▶ [Activity] In the text on orbiting mirrors for energy, how many gyros does the writer imagine using, and how are they arranged?

▶ [Document extract]
I was pondering the possibility of future energy harvesting by parking giant mirrors in our earth-moon Lagrage point that would beam sunlight back at the earth to be picked up by heat exchangers that could drive steam turbines. If you built the earth receptor stations on the planet's geographical poles, you'd always have free line-of-sight to outer space, however, the sunlight would have to pass through a thick layer of atmosphere to reach these receptor stations. So what if you had a second set of mirrors orbiting the earth in a string, beaming the power more or less straight down from above.

But, to aim mirrors across vast distances to hit small moving targets and then down to a stationary goal you'd need attitude control, and lots of it, more or less constantly. So instead of thrusters, why not a set of gyros?

I'm not an expert at these things, but I'd imagine you'd take six of em, arranged in counter-rotating pairs along the three major axises (axes? whatever...), each gyro in a pair set some distance apart from the other. You'd spin 'em up to a decent clip, and then by subtly varying their rotational speed in respect to one another, you should be able to make your satellite twist in a precise and controlled manner. And you wouldn't expend any fuel in the process, only a small amount of electricity, which should be plentiful up there. In fact, by using magnetic bearings, you could affect small speed changes just by tapping momentum through regenerative breaking from one gyro to boost the other.

▶ [Extracted entries]
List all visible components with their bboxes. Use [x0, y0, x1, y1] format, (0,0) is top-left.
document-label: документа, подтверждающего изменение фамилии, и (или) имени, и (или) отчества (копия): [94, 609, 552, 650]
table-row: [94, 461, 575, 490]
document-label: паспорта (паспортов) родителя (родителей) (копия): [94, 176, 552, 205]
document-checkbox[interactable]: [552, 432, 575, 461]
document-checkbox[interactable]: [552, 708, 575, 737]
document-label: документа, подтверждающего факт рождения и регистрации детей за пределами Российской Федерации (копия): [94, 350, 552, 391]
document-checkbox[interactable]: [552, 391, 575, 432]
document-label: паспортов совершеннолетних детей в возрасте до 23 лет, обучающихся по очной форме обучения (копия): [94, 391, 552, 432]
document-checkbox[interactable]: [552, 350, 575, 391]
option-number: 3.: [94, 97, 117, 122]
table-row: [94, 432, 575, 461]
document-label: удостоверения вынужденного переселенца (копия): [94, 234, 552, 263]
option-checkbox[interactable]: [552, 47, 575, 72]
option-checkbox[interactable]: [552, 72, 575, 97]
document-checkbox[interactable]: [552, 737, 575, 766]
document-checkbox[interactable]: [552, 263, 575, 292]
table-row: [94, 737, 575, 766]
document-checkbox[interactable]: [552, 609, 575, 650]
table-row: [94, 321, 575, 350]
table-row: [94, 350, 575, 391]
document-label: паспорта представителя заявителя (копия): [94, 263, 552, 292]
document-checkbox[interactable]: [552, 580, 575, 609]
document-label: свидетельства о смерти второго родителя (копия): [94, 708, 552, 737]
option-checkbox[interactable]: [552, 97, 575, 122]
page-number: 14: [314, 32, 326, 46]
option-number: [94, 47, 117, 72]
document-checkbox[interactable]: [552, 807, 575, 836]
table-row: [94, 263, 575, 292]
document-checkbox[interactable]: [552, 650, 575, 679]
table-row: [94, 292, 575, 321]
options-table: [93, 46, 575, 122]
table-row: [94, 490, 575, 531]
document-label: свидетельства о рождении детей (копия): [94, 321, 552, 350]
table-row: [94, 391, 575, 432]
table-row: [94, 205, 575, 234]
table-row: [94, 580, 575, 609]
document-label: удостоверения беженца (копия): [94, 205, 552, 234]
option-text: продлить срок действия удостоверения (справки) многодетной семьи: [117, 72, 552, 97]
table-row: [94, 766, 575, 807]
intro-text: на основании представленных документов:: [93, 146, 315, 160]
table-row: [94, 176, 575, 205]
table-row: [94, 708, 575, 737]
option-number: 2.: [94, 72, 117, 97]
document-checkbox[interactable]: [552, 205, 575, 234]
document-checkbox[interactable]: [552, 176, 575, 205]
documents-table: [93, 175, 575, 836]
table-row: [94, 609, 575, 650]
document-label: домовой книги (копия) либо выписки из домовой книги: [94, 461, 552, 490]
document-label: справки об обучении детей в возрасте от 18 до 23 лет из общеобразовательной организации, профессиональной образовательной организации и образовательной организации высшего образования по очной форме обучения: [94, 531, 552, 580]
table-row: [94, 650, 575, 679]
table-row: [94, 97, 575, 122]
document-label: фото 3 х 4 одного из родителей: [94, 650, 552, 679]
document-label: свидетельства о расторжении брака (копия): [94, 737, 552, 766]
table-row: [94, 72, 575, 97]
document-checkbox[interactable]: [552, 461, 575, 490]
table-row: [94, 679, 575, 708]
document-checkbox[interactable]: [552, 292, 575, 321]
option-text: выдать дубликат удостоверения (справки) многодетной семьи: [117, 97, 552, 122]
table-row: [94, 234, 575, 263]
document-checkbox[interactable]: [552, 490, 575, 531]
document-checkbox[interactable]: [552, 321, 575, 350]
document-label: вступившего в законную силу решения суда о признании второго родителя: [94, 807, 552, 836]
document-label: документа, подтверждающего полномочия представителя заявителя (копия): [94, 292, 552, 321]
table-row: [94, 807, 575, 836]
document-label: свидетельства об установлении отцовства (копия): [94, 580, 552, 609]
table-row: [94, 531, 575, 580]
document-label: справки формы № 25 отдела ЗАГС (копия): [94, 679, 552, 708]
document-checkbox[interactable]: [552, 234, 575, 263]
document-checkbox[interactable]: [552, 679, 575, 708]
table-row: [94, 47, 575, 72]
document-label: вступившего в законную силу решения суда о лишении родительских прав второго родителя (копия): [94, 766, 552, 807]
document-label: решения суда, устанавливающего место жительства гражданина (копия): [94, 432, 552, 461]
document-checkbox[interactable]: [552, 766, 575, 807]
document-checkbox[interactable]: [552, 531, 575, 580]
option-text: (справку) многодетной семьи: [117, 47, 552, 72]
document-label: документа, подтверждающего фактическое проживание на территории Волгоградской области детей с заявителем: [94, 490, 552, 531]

▶ [Reply] Six gyros, arranged in counter-rotating pairs along the three major axes, with the two gyros in each pair set some distance apart.